▶ _TASK_
Find the word "Cooper" in the data. Return every line where it appears.

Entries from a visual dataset
***

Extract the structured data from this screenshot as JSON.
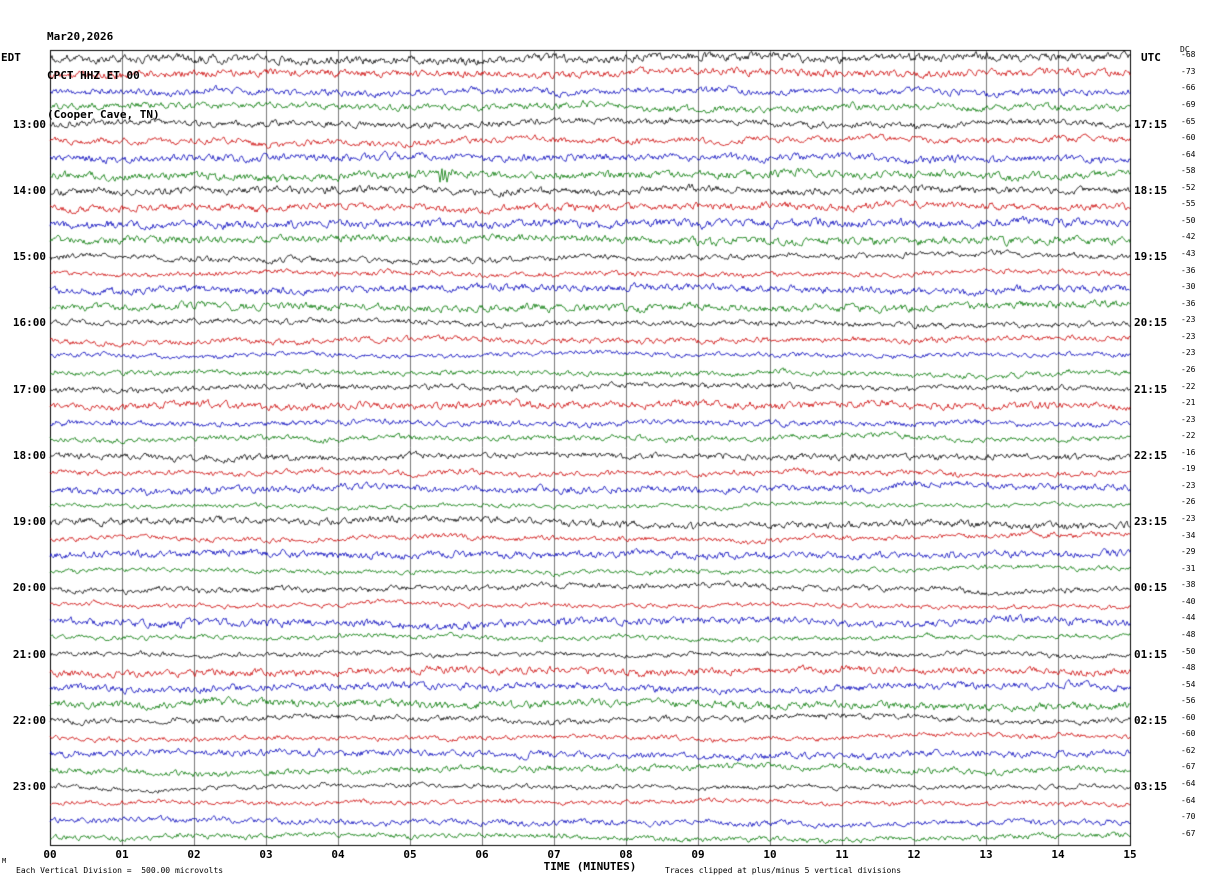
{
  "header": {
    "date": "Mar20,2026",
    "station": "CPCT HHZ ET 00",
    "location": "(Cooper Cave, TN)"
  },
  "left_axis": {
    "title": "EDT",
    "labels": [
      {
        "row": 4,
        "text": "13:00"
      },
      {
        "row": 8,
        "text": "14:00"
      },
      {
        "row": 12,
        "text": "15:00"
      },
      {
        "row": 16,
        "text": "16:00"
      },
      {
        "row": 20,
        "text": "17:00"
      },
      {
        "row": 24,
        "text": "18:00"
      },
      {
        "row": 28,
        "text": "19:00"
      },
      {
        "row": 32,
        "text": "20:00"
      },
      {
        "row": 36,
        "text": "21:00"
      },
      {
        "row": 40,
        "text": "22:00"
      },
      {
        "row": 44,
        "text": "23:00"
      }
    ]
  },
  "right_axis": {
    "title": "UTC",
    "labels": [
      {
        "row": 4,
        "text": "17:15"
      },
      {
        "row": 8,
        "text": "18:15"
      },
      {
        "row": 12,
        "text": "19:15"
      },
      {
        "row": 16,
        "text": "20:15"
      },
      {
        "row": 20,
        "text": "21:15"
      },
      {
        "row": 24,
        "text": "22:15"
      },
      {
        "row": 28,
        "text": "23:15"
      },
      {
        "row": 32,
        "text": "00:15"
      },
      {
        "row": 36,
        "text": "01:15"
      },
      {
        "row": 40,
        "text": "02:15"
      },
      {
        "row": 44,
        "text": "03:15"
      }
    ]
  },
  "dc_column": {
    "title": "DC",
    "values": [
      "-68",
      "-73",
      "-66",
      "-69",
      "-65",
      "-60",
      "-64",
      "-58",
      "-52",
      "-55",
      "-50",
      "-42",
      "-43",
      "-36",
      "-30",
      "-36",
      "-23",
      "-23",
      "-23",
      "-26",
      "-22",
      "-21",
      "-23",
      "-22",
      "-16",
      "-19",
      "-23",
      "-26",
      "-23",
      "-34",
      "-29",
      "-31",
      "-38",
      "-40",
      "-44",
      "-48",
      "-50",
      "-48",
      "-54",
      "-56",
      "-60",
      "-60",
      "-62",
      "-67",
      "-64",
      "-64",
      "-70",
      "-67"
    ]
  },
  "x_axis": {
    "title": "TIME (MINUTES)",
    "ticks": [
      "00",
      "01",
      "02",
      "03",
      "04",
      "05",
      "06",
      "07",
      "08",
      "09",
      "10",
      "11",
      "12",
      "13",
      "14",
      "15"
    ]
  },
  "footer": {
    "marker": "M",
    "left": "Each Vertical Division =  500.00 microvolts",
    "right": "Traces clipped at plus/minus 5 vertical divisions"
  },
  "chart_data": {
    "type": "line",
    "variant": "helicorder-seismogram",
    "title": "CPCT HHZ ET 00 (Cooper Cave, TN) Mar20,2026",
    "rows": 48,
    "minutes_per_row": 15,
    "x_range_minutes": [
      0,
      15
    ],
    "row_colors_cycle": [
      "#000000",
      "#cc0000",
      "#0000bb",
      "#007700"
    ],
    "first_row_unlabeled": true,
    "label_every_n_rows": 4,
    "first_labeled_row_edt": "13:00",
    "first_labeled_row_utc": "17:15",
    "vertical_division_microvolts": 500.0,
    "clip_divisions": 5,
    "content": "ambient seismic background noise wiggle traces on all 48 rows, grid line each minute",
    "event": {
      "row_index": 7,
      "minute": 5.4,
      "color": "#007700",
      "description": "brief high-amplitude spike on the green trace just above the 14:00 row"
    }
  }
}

***

▶ _THE SOLUTION_
    "location": "(Cooper Cave, TN)"
    "title": "CPCT HHZ ET 00 (Cooper Cave, TN) Mar20,2026",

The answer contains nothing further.